> **OBJECTIVE**
State how many lines in the listing below include the word "JSON". Give nothing but the number.

Collection entries:
----------

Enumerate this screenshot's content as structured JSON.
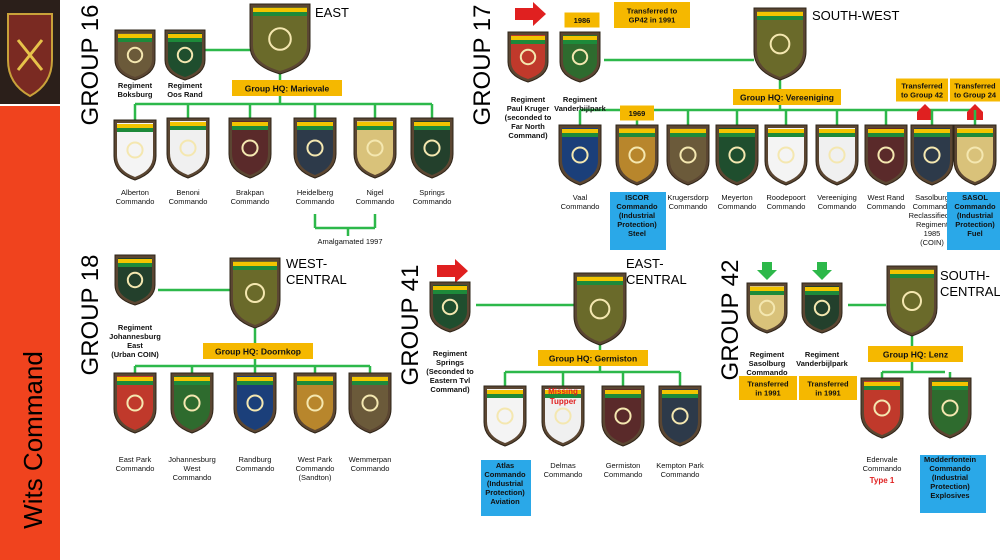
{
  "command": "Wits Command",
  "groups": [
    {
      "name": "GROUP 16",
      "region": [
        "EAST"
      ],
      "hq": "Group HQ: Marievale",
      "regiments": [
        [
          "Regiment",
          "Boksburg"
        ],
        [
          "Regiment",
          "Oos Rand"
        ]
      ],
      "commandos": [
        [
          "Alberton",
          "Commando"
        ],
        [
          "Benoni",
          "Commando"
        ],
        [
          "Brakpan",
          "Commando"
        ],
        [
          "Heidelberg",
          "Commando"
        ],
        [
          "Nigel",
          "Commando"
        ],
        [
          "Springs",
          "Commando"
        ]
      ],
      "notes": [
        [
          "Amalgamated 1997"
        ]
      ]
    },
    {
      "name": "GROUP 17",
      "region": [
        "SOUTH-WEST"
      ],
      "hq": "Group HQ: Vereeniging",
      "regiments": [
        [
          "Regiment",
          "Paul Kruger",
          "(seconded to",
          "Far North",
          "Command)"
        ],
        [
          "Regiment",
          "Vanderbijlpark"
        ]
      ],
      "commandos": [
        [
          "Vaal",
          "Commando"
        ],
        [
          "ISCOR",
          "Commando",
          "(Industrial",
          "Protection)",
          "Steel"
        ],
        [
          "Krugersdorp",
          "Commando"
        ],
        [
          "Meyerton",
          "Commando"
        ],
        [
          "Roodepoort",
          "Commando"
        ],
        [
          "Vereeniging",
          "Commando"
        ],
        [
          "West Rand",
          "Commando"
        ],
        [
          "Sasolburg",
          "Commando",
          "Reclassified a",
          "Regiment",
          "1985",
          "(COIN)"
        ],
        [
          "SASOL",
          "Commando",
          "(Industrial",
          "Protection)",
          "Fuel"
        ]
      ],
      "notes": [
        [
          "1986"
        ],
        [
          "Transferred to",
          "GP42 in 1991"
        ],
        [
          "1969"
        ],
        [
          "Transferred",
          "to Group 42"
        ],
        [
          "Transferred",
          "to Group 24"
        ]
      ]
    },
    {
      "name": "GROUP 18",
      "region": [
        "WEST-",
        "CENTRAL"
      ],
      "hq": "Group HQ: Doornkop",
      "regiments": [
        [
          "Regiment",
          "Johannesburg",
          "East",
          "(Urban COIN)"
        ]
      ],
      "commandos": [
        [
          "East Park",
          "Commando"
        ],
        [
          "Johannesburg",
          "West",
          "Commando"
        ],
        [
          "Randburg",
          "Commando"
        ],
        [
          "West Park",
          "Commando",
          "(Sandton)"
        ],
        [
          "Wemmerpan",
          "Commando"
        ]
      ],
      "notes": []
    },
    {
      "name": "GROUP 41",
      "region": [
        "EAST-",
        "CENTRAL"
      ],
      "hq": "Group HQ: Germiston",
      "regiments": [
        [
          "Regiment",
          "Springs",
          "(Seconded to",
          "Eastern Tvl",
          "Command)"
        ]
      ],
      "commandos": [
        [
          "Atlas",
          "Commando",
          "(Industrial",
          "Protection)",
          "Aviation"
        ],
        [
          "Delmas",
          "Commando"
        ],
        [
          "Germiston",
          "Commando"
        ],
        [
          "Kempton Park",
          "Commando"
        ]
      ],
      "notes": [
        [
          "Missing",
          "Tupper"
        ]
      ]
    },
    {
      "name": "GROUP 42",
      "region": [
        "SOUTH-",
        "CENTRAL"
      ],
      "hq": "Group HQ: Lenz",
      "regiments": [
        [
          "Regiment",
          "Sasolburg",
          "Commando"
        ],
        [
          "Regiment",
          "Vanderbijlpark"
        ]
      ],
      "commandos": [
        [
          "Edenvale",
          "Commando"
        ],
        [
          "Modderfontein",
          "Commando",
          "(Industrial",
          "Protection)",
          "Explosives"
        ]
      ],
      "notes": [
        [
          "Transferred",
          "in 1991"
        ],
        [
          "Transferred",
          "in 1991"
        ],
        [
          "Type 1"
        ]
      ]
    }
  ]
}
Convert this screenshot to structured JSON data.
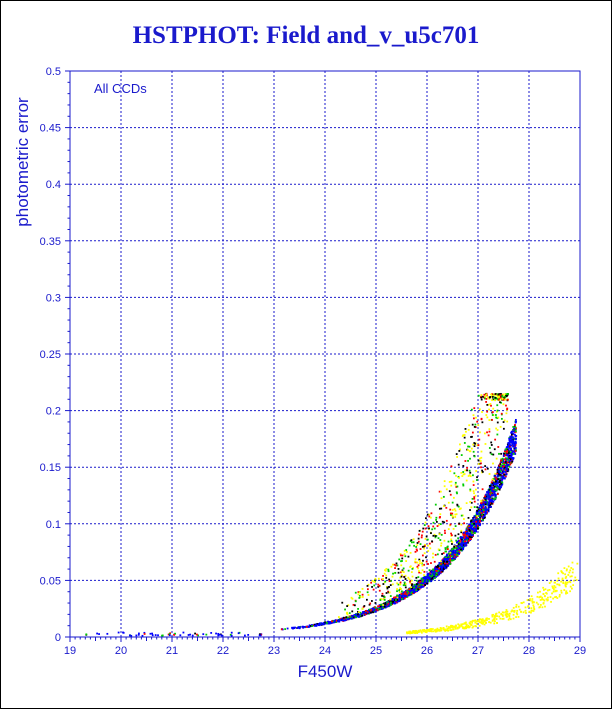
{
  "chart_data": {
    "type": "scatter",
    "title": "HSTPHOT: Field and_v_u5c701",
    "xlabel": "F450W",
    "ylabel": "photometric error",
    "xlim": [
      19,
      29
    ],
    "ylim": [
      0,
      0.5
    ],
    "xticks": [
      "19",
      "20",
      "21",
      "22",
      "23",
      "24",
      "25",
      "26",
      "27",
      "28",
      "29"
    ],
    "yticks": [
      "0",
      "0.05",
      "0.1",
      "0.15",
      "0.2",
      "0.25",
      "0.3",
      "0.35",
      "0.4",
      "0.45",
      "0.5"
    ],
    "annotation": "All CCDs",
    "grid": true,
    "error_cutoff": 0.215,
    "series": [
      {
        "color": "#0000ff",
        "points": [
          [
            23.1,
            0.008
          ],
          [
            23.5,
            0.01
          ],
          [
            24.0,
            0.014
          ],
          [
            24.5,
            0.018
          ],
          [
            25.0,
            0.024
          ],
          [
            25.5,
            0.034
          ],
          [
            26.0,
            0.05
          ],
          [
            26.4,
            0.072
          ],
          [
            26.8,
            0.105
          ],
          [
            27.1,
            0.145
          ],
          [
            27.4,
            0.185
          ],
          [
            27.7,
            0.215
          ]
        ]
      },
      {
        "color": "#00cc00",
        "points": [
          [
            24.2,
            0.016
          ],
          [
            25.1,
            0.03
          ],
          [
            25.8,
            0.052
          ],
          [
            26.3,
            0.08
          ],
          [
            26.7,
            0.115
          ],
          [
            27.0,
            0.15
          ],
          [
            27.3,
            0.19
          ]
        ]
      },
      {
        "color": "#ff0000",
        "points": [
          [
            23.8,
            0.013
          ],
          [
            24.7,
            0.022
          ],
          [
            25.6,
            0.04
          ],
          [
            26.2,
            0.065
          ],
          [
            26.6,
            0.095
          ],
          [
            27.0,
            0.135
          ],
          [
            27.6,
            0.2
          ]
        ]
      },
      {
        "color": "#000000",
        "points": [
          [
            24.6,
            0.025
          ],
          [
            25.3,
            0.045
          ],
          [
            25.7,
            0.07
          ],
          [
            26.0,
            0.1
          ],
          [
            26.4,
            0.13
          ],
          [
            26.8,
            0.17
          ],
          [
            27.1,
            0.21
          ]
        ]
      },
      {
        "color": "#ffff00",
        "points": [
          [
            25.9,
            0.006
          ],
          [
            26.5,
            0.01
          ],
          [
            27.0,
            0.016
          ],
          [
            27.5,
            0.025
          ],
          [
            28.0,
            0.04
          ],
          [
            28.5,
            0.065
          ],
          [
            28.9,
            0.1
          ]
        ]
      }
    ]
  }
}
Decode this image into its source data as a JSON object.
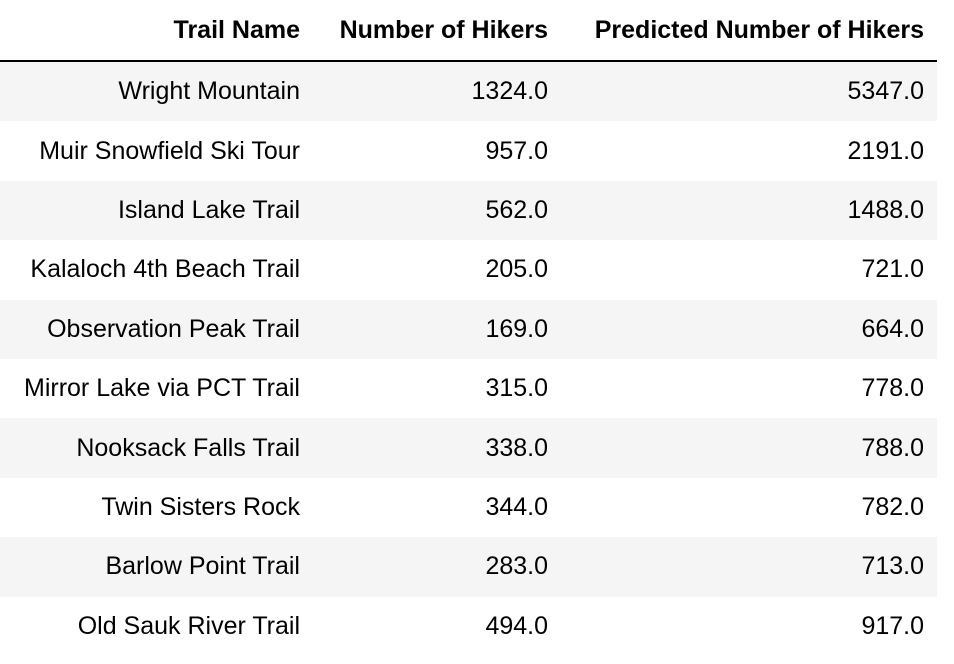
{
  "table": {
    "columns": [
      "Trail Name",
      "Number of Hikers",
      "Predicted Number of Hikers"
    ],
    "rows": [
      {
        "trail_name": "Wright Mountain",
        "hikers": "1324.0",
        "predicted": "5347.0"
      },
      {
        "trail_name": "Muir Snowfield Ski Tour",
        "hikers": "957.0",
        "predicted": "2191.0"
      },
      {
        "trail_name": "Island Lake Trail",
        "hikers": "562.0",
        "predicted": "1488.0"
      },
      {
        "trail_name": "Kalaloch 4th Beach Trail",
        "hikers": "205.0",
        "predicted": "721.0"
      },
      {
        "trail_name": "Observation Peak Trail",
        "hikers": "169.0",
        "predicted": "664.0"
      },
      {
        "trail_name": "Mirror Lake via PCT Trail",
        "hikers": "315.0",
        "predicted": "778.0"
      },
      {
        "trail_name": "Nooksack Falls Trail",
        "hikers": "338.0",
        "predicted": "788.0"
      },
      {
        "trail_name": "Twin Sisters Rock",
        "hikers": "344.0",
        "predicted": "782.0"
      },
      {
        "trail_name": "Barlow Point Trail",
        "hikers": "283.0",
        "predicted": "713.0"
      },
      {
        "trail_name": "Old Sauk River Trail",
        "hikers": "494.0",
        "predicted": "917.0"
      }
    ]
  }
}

----------

> **WRITTEN ANSWER**
3